** Begin Materials provided **
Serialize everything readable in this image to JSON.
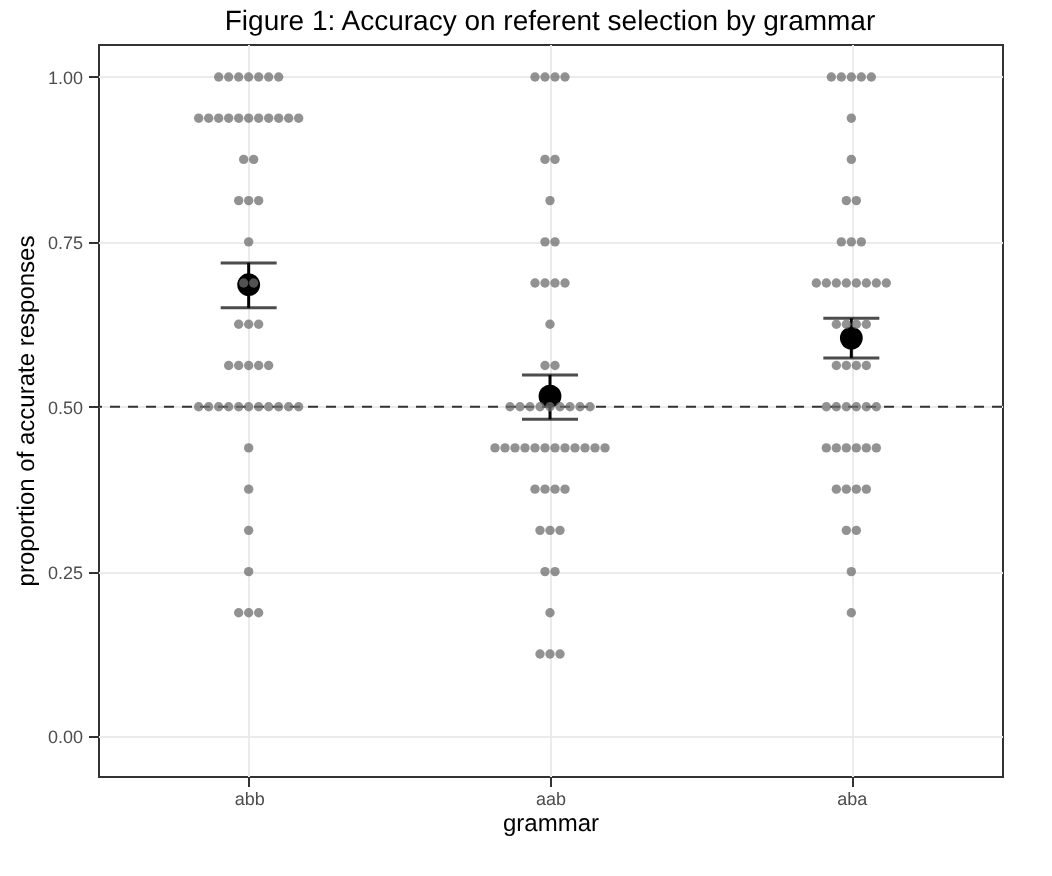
{
  "chart_data": {
    "type": "scatter",
    "title": "Figure 1: Accuracy on referent selection by grammar",
    "xlabel": "grammar",
    "ylabel": "proportion of accurate responses",
    "categories": [
      "abb",
      "aab",
      "aba"
    ],
    "ylim": [
      -0.06,
      1.05
    ],
    "yticks": [
      {
        "value": 0,
        "label": "0.00"
      },
      {
        "value": 0.25,
        "label": "0.25"
      },
      {
        "value": 0.5,
        "label": "0.50"
      },
      {
        "value": 0.75,
        "label": "0.75"
      },
      {
        "value": 1,
        "label": "1.00"
      }
    ],
    "grid": true,
    "marker": "circle",
    "ref_lines": [
      {
        "axis": "y",
        "value": 0.5,
        "line_style": "dashed",
        "color": "#333333"
      }
    ],
    "series": [
      {
        "color": "#6e6e6e",
        "x": [
          "abb",
          "abb",
          "abb",
          "abb",
          "abb",
          "abb",
          "abb",
          "abb",
          "abb",
          "abb",
          "abb",
          "abb",
          "abb",
          "abb",
          "abb",
          "abb",
          "abb",
          "abb",
          "abb",
          "abb",
          "abb",
          "abb",
          "abb",
          "abb",
          "abb",
          "abb",
          "abb",
          "abb",
          "abb",
          "abb",
          "abb",
          "abb",
          "abb",
          "abb",
          "abb",
          "abb",
          "abb",
          "abb",
          "abb",
          "abb",
          "abb",
          "abb",
          "abb",
          "abb",
          "abb",
          "abb",
          "abb",
          "abb",
          "abb",
          "abb",
          "abb",
          "abb"
        ],
        "values": [
          1,
          1,
          1,
          1,
          1,
          1,
          1,
          0.9375,
          0.9375,
          0.9375,
          0.9375,
          0.9375,
          0.9375,
          0.9375,
          0.9375,
          0.9375,
          0.9375,
          0.9375,
          0.875,
          0.875,
          0.8125,
          0.8125,
          0.8125,
          0.75,
          0.6875,
          0.6875,
          0.625,
          0.625,
          0.625,
          0.5625,
          0.5625,
          0.5625,
          0.5625,
          0.5625,
          0.5,
          0.5,
          0.5,
          0.5,
          0.5,
          0.5,
          0.5,
          0.5,
          0.5,
          0.5,
          0.5,
          0.4375,
          0.375,
          0.3125,
          0.25,
          0.1875,
          0.1875,
          0.1875
        ]
      },
      {
        "color": "#6e6e6e",
        "x": [
          "aab",
          "aab",
          "aab",
          "aab",
          "aab",
          "aab",
          "aab",
          "aab",
          "aab",
          "aab",
          "aab",
          "aab",
          "aab",
          "aab",
          "aab",
          "aab",
          "aab",
          "aab",
          "aab",
          "aab",
          "aab",
          "aab",
          "aab",
          "aab",
          "aab",
          "aab",
          "aab",
          "aab",
          "aab",
          "aab",
          "aab",
          "aab",
          "aab",
          "aab",
          "aab",
          "aab",
          "aab",
          "aab",
          "aab",
          "aab",
          "aab",
          "aab",
          "aab",
          "aab",
          "aab",
          "aab",
          "aab",
          "aab",
          "aab",
          "aab"
        ],
        "values": [
          1,
          1,
          1,
          1,
          0.875,
          0.875,
          0.8125,
          0.75,
          0.75,
          0.6875,
          0.6875,
          0.6875,
          0.6875,
          0.625,
          0.5625,
          0.5625,
          0.5,
          0.5,
          0.5,
          0.5,
          0.5,
          0.5,
          0.5,
          0.5,
          0.5,
          0.4375,
          0.4375,
          0.4375,
          0.4375,
          0.4375,
          0.4375,
          0.4375,
          0.4375,
          0.4375,
          0.4375,
          0.4375,
          0.4375,
          0.375,
          0.375,
          0.375,
          0.375,
          0.3125,
          0.3125,
          0.3125,
          0.25,
          0.25,
          0.1875,
          0.125,
          0.125,
          0.125
        ]
      },
      {
        "color": "#6e6e6e",
        "x": [
          "aba",
          "aba",
          "aba",
          "aba",
          "aba",
          "aba",
          "aba",
          "aba",
          "aba",
          "aba",
          "aba",
          "aba",
          "aba",
          "aba",
          "aba",
          "aba",
          "aba",
          "aba",
          "aba",
          "aba",
          "aba",
          "aba",
          "aba",
          "aba",
          "aba",
          "aba",
          "aba",
          "aba",
          "aba",
          "aba",
          "aba",
          "aba",
          "aba",
          "aba",
          "aba",
          "aba",
          "aba",
          "aba",
          "aba",
          "aba",
          "aba",
          "aba",
          "aba",
          "aba",
          "aba",
          "aba",
          "aba",
          "aba"
        ],
        "values": [
          1,
          1,
          1,
          1,
          1,
          0.9375,
          0.875,
          0.8125,
          0.8125,
          0.75,
          0.75,
          0.75,
          0.6875,
          0.6875,
          0.6875,
          0.6875,
          0.6875,
          0.6875,
          0.6875,
          0.6875,
          0.625,
          0.625,
          0.625,
          0.625,
          0.5625,
          0.5625,
          0.5625,
          0.5625,
          0.5,
          0.5,
          0.5,
          0.5,
          0.5,
          0.5,
          0.4375,
          0.4375,
          0.4375,
          0.4375,
          0.4375,
          0.4375,
          0.375,
          0.375,
          0.375,
          0.375,
          0.3125,
          0.3125,
          0.25,
          0.1875
        ]
      },
      {
        "color": "#000000",
        "x": [
          "abb",
          "aab",
          "aba"
        ],
        "values": [
          0.685,
          0.516,
          0.604
        ],
        "errors": [
          [
            0.65,
            0.718
          ],
          [
            0.481,
            0.548
          ],
          [
            0.574,
            0.634
          ]
        ]
      }
    ]
  }
}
** End Materials provided **
- [Work required] Gather all lines from the records above in which "grammar" appears.

- [Result of the task]
    "title": "Figure 1: Accuracy on referent selection by grammar",
    "xlabel": "grammar",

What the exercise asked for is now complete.